* **What you are asked to do**: Return all lines that include the string "color".

** Start of Raw records **

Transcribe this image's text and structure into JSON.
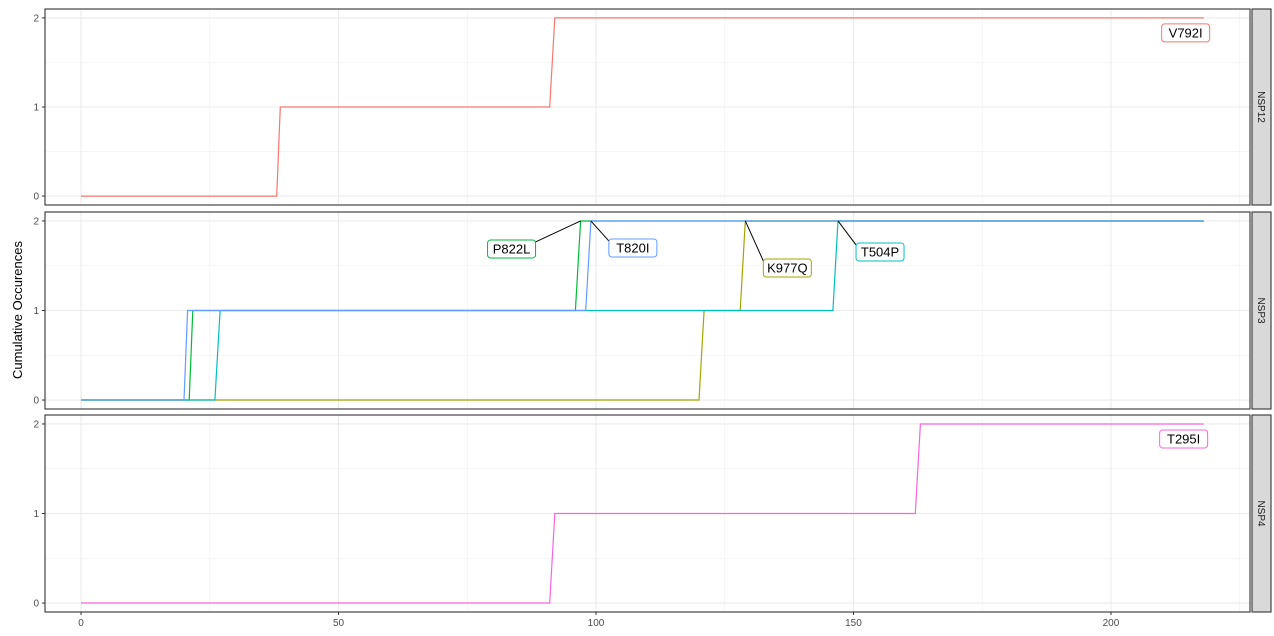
{
  "chart_data": {
    "type": "line",
    "ylabel": "Cumulative Occurences",
    "xlabel": "",
    "xlim": [
      -7,
      227
    ],
    "xticks": [
      0,
      50,
      100,
      150,
      200
    ],
    "xtick_labels": [
      "0",
      "50",
      "100",
      "150",
      "200"
    ],
    "ylim": [
      -0.1,
      2.1
    ],
    "yticks": [
      0,
      1,
      2
    ],
    "ytick_labels": [
      "0",
      "1",
      "2"
    ],
    "grid": true,
    "legend": "none",
    "panels": [
      {
        "strip": "NSP12",
        "series": [
          {
            "name": "V792I",
            "color": "#F8766D",
            "x": [
              0,
              38,
              38.7,
              91,
              92,
              218
            ],
            "y": [
              0,
              0,
              1,
              1,
              2,
              2
            ],
            "label": {
              "text": "V792I",
              "x": 218,
              "y": 2,
              "dx": 0,
              "dy": 0,
              "pos": "below"
            }
          }
        ]
      },
      {
        "strip": "NSP3",
        "series": [
          {
            "name": "K977Q",
            "color": "#A3A500",
            "x": [
              0,
              120,
              121,
              128,
              129,
              218
            ],
            "y": [
              0,
              0,
              1,
              1,
              2,
              2
            ],
            "label": {
              "text": "K977Q",
              "x": 129,
              "y": 2
            }
          },
          {
            "name": "P822L",
            "color": "#00BA38",
            "x": [
              0,
              21,
              21.7,
              96,
              97,
              218
            ],
            "y": [
              0,
              0,
              1,
              1,
              2,
              2
            ],
            "label": {
              "text": "P822L",
              "x": 97,
              "y": 2
            }
          },
          {
            "name": "T504P",
            "color": "#00BFC4",
            "x": [
              0,
              26,
              27,
              146,
              147,
              218
            ],
            "y": [
              0,
              0,
              1,
              1,
              2,
              2
            ],
            "label": {
              "text": "T504P",
              "x": 147,
              "y": 2
            }
          },
          {
            "name": "T820I",
            "color": "#619CFF",
            "x": [
              0,
              20,
              20.7,
              98,
              99,
              218
            ],
            "y": [
              0,
              0,
              1,
              1,
              2,
              2
            ],
            "label": {
              "text": "T820I",
              "x": 99,
              "y": 2
            }
          }
        ]
      },
      {
        "strip": "NSP4",
        "series": [
          {
            "name": "T295I",
            "color": "#F564E3",
            "x": [
              0,
              91,
              92,
              162,
              163,
              218
            ],
            "y": [
              0,
              0,
              1,
              1,
              2,
              2
            ],
            "label": {
              "text": "T295I",
              "x": 218,
              "y": 2
            }
          }
        ]
      }
    ]
  }
}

** End of Raw records **

* **Exercise response**:
            "color": "#F8766D",
            "color": "#A3A500",
            "color": "#00BA38",
            "color": "#00BFC4",
            "color": "#619CFF",
            "color": "#F564E3",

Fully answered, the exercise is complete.